● **Given exercise**:
Reading the listing below, count the lines that contain the word "JSON" and give that count alone.

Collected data

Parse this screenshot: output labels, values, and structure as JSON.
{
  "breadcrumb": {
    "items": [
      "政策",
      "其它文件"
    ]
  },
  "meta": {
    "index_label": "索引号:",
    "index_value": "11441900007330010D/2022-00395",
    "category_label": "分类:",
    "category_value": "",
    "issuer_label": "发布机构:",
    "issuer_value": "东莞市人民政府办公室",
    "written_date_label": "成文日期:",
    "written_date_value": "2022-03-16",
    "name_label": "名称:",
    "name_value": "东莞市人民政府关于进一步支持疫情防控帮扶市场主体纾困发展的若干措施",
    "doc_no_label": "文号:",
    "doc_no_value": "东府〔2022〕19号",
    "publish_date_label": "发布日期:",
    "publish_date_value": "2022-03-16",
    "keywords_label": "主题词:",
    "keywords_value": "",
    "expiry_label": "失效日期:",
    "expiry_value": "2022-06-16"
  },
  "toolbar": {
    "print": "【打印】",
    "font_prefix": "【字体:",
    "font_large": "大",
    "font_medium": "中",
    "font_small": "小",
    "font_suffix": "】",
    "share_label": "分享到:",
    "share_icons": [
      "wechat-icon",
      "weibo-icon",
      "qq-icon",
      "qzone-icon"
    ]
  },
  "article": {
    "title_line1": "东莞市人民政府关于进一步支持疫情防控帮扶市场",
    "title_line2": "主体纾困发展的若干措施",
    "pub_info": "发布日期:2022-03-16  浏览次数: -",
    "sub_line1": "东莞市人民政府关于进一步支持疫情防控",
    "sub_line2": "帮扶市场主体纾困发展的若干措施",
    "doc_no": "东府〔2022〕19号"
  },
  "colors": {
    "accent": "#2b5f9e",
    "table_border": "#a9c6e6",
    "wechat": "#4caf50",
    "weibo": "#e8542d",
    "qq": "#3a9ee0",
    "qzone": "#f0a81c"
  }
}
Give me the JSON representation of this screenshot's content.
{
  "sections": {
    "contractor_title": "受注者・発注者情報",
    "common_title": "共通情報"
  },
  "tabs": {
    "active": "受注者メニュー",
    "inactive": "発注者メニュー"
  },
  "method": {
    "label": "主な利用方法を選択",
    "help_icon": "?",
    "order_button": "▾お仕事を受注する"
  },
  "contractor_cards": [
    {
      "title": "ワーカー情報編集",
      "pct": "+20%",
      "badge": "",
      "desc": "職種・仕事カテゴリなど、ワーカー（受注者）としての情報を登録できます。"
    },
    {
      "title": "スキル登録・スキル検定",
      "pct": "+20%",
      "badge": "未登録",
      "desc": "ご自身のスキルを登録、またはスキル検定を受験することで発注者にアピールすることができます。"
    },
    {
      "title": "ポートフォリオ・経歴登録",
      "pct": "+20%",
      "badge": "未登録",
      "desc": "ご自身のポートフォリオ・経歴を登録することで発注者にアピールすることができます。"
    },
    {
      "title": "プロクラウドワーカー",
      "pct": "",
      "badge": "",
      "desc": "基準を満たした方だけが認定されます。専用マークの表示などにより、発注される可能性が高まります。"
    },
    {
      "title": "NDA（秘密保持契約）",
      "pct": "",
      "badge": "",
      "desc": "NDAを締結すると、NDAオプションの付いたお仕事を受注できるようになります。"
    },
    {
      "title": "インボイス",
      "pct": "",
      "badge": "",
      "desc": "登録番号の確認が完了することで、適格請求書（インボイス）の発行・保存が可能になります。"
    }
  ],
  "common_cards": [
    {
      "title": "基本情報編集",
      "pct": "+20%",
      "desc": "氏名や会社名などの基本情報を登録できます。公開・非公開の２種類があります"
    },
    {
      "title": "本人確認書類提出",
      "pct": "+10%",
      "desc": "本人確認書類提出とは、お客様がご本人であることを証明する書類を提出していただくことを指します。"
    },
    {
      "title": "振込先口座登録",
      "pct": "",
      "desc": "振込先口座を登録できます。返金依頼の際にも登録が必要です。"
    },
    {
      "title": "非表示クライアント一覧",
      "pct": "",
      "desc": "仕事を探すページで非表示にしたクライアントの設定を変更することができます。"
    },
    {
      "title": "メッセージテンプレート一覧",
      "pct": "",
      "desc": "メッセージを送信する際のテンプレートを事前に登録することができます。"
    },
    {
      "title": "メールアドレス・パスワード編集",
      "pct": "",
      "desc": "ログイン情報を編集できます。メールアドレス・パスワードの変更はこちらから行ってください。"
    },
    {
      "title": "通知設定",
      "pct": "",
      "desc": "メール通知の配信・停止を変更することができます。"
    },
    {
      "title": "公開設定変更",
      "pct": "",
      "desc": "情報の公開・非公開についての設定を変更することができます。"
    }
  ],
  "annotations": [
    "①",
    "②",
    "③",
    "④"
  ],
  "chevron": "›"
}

● **Completed exercise**:
2